-- begin Data supplied --

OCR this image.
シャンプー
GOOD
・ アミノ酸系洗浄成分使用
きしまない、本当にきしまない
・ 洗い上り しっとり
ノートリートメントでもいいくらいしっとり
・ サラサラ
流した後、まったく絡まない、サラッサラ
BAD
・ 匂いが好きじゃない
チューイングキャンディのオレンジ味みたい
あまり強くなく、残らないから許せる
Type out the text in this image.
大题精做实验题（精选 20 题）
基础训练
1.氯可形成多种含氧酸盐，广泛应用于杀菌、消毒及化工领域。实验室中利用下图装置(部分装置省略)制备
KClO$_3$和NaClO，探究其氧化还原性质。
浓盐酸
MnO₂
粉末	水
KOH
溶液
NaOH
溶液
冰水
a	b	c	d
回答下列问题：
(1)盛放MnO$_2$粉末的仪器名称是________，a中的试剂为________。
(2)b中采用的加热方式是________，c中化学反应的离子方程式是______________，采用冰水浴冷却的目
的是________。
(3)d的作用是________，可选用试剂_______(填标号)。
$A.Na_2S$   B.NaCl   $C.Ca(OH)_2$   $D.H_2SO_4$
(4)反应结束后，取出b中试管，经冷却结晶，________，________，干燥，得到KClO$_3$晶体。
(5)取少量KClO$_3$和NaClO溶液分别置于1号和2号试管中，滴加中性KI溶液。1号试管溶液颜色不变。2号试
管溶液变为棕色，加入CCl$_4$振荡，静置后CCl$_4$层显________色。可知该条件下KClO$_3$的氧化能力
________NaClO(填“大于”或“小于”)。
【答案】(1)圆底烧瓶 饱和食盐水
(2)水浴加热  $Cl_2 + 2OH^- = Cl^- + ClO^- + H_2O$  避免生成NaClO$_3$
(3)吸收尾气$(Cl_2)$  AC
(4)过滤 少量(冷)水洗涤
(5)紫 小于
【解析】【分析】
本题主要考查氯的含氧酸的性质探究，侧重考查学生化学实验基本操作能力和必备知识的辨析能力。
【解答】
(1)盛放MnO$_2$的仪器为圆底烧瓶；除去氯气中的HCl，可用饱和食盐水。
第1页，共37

-- end Data supplied --

> [Your objective]:
Reproduce the full listing word for word.

> [Response to this task]:
OCR this image.
シャンプー
GOOD
・ アミノ酸系洗浄成分使用
きしまない、本当にきしまない
・ 洗い上り しっとり
ノートリートメントでもいいくらいしっとり
・ サラサラ
流した後、まったく絡まない、サラッサラ
BAD
・ 匂いが好きじゃない
チューイングキャンディのオレンジ味みたい
あまり強くなく、残らないから許せる
Type out the text in this image.
大题精做实验题（精选 20 题）
基础训练
1.氯可形成多种含氧酸盐，广泛应用于杀菌、消毒及化工领域。实验室中利用下图装置(部分装置省略)制备
KClO$_3$和NaClO，探究其氧化还原性质。
浓盐酸
MnO₂
粉末	水
KOH
溶液
NaOH
溶液
冰水
a	b	c	d
回答下列问题：
(1)盛放MnO$_2$粉末的仪器名称是________，a中的试剂为________。
(2)b中采用的加热方式是________，c中化学反应的离子方程式是______________，采用冰水浴冷却的目
的是________。
(3)d的作用是________，可选用试剂_______(填标号)。
$A.Na_2S$   B.NaCl   $C.Ca(OH)_2$   $D.H_2SO_4$
(4)反应结束后，取出b中试管，经冷却结晶，________，________，干燥，得到KClO$_3$晶体。
(5)取少量KClO$_3$和NaClO溶液分别置于1号和2号试管中，滴加中性KI溶液。1号试管溶液颜色不变。2号试
管溶液变为棕色，加入CCl$_4$振荡，静置后CCl$_4$层显________色。可知该条件下KClO$_3$的氧化能力
________NaClO(填“大于”或“小于”)。
【答案】(1)圆底烧瓶 饱和食盐水
(2)水浴加热  $Cl_2 + 2OH^- = Cl^- + ClO^- + H_2O$  避免生成NaClO$_3$
(3)吸收尾气$(Cl_2)$  AC
(4)过滤 少量(冷)水洗涤
(5)紫 小于
【解析】【分析】
本题主要考查氯的含氧酸的性质探究，侧重考查学生化学实验基本操作能力和必备知识的辨析能力。
【解答】
(1)盛放MnO$_2$的仪器为圆底烧瓶；除去氯气中的HCl，可用饱和食盐水。
第1页，共37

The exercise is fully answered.